- [Task material]
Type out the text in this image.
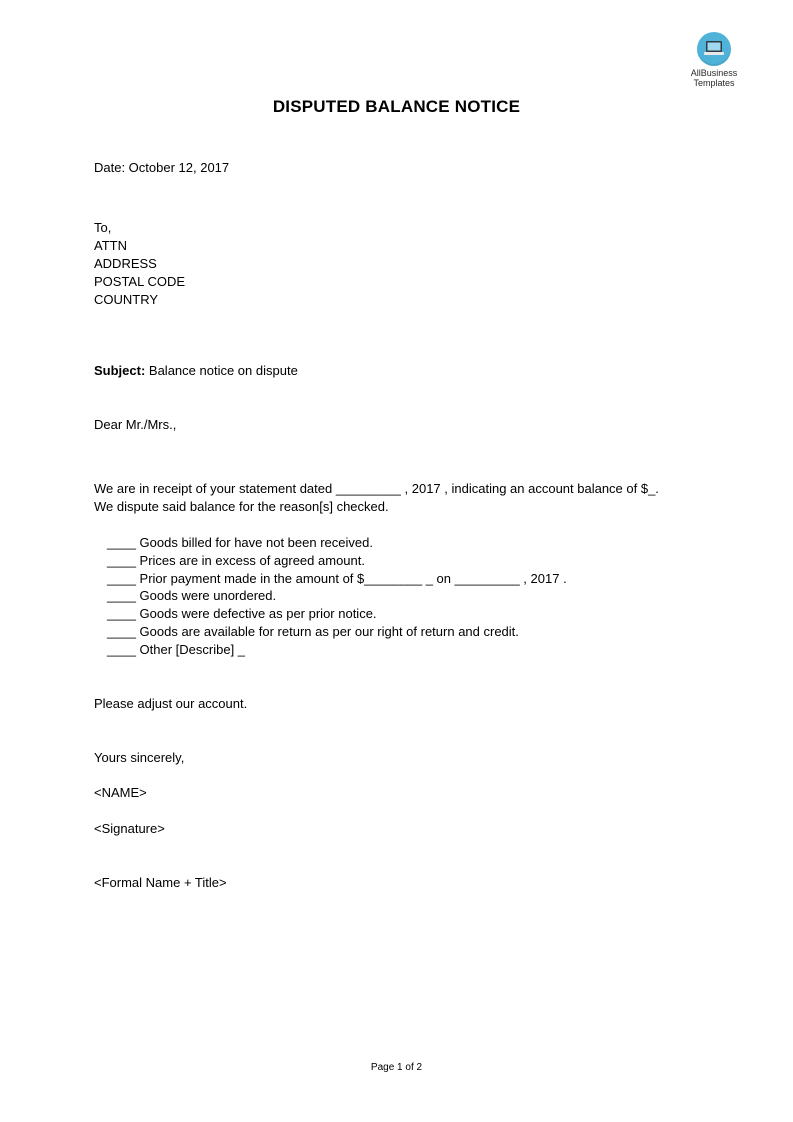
AllBusiness
Templates
DISPUTED BALANCE NOTICE
Date: October 12, 2017
To,
ATTN
ADDRESS
POSTAL CODE
COUNTRY
Subject: Balance notice on dispute
Dear Mr./Mrs.,
We are in receipt of your statement dated _________ , 2017 , indicating an account balance of $_.
We dispute said balance for the reason[s] checked.
____ Goods billed for have not been received.
____ Prices are in excess of agreed amount.
____ Prior payment made in the amount of $________ _ on _________ , 2017 .
____ Goods were unordered.
____ Goods were defective as per prior notice.
____ Goods are available for return as per our right of return and credit.
____ Other [Describe] _
Please adjust our account.
Yours sincerely,
<NAME>
<Signature>
<Formal Name + Title>
Page 1 of 2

- [Given task] Where a line contains "account", copy that line.

- [Response to this task]
We are in receipt of your statement dated _________ , 2017 , indicating an account balance of $_.
Please adjust our account.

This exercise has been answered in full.